── Record extracts
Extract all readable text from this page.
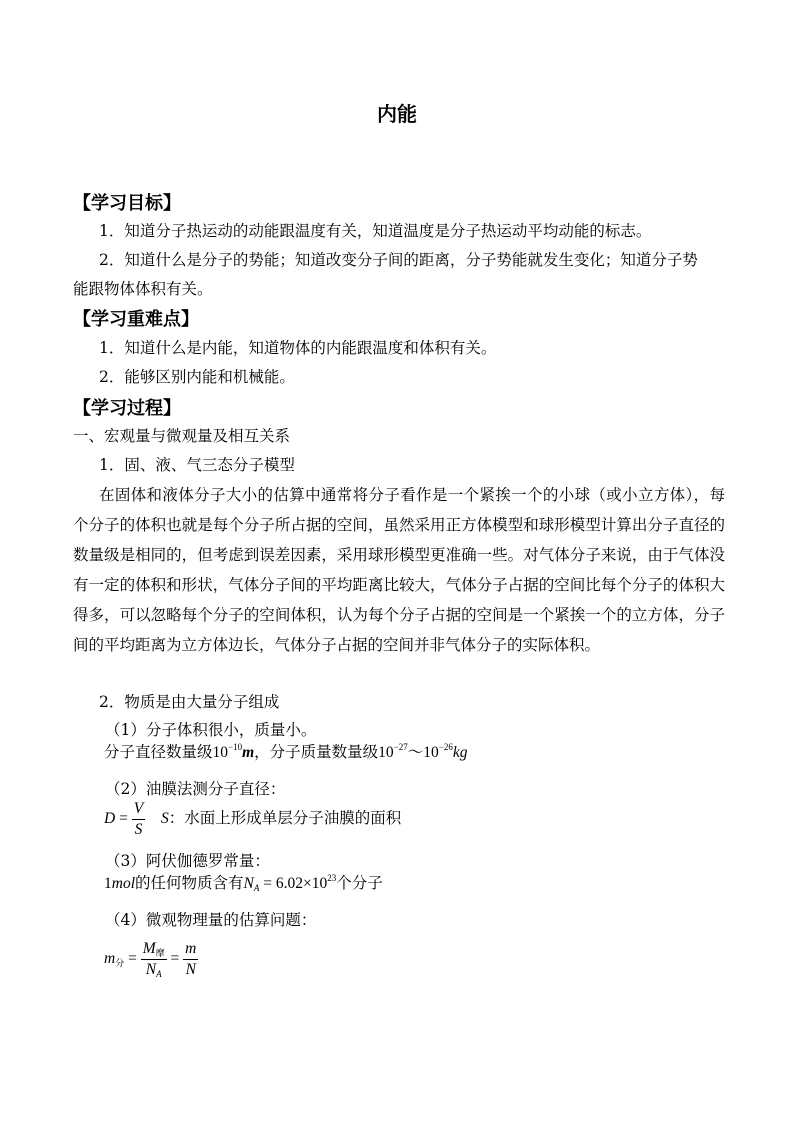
内能
【学习目标】
1．知道分子热运动的动能跟温度有关，知道温度是分子热运动平均动能的标志。
2．知道什么是分子的势能；知道改变分子间的距离，分子势能就发生变化；知道分子势
能跟物体体积有关。
【学习重难点】
1．知道什么是内能，知道物体的内能跟温度和体积有关。
2．能够区别内能和机械能。
【学习过程】
一、宏观量与微观量及相互关系
1．固、液、气三态分子模型
在固体和液体分子大小的估算中通常将分子看作是一个紧挨一个的小球（或小立方体），每个分子的体积也就是每个分子所占据的空间，虽然采用正方体模型和球形模型计算出分子直径的数量级是相同的，但考虑到误差因素，采用球形模型更准确一些。对气体分子来说，由于气体没有一定的体积和形状，气体分子间的平均距离比较大，气体分子占据的空间比每个分子的体积大得多，可以忽略每个分子的空间体积，认为每个分子占据的空间是一个紧挨一个的立方体，分子间的平均距离为立方体边长，气体分子占据的空间并非气体分子的实际体积。
2．物质是由大量分子组成
（1）分子体积很小，质量小。
分子直径数量级$10^{-10}m$，分子质量数量级$10^{-27}\sim 10^{-26}kg$
（2）油膜法测分子直径：
$D = \frac{V}{S}$ S：水面上形成单层分子油膜的面积
（3）阿伏伽德罗常量：
1mol的任何物质含有$N_A = 6.02\times 10^{23}$个分子
（4）微观物理量的估算问题：
$m_分 = \frac{M_摩}{N_A} = \frac{m}{N}$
────
* What this task involves
Across the records, how many lines contain "frac"? Only the number should be given.

* Completed exercise
2